── Records provided
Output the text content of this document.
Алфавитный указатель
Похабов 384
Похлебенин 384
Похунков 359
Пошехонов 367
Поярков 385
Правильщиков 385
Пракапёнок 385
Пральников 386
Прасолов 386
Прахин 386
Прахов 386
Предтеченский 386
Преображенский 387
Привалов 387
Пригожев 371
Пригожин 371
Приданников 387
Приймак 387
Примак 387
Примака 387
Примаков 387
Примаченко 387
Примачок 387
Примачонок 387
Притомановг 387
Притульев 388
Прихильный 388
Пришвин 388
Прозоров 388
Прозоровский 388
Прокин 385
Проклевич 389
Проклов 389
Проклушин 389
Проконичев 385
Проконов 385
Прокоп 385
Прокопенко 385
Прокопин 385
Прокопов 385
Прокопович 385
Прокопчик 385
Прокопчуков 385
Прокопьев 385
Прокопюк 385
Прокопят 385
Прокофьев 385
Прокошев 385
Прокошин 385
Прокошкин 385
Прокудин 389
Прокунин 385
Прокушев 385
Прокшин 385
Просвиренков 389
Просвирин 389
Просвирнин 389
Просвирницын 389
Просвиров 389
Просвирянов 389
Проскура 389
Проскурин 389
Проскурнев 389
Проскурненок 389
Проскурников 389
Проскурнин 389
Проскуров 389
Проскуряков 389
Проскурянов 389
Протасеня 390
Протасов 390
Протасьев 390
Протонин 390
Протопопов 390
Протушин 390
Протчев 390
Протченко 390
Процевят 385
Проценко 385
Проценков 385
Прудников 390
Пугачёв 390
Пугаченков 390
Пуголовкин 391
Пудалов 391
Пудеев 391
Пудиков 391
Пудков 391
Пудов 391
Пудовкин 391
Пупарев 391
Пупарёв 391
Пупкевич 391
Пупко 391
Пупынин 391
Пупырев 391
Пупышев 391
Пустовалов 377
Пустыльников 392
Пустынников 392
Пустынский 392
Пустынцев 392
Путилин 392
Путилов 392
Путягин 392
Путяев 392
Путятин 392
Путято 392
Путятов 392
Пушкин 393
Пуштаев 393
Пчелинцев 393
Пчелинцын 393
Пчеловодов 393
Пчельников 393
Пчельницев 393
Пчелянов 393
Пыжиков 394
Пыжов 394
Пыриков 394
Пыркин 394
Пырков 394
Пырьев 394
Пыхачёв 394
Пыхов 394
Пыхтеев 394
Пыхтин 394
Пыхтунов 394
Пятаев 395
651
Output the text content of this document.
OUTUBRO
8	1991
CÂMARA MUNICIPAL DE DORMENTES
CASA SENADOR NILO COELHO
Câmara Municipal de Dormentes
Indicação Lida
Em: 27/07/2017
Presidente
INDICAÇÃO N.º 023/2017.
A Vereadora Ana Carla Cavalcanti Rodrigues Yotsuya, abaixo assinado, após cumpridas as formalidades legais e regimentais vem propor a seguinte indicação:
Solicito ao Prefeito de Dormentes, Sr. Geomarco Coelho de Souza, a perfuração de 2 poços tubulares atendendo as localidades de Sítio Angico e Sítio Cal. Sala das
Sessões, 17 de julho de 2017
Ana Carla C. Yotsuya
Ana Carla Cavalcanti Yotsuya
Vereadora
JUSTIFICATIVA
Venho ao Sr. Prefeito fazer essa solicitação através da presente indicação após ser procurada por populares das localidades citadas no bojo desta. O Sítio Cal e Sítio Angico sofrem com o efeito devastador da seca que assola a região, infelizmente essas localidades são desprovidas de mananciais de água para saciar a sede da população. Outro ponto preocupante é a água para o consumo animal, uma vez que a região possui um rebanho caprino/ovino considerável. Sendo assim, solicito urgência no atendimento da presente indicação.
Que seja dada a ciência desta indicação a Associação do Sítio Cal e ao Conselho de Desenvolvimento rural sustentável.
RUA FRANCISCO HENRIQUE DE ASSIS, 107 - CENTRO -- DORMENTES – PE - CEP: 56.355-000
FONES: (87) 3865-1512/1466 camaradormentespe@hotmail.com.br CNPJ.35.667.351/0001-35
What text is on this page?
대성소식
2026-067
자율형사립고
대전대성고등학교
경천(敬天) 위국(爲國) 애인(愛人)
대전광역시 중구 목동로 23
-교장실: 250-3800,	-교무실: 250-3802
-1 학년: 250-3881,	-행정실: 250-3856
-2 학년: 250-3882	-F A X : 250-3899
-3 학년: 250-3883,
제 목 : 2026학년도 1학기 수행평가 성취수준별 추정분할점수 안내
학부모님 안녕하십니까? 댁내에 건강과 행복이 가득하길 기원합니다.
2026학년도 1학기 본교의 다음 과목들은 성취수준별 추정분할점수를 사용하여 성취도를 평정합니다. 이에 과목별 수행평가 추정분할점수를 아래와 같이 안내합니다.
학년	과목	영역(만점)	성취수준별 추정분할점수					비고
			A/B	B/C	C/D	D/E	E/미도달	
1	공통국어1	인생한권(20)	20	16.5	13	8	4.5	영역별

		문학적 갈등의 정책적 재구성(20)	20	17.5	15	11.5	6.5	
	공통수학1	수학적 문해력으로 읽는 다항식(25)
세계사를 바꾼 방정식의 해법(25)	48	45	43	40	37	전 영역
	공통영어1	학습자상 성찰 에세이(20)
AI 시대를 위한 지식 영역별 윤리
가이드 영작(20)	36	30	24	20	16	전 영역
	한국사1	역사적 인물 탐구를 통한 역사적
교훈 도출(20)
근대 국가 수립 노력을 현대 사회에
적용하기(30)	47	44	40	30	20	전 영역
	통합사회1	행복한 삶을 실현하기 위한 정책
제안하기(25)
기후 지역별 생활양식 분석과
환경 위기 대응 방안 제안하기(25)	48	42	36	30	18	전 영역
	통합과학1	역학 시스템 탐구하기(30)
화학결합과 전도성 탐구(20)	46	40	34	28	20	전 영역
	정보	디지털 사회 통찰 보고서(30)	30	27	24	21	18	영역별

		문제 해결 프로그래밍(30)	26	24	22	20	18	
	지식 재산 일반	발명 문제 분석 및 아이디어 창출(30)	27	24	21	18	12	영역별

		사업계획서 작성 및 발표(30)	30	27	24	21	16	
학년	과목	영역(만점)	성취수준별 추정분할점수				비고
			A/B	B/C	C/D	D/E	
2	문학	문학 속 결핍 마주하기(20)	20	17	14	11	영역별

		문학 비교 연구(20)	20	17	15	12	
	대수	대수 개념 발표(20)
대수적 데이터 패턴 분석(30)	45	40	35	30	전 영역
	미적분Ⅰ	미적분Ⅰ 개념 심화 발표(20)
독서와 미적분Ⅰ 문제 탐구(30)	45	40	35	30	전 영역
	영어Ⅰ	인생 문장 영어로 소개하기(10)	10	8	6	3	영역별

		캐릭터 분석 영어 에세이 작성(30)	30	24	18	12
────
To be done: Look through the entries above and count each line holding "미적분Ⅰ"; report the count alone.

Result: 2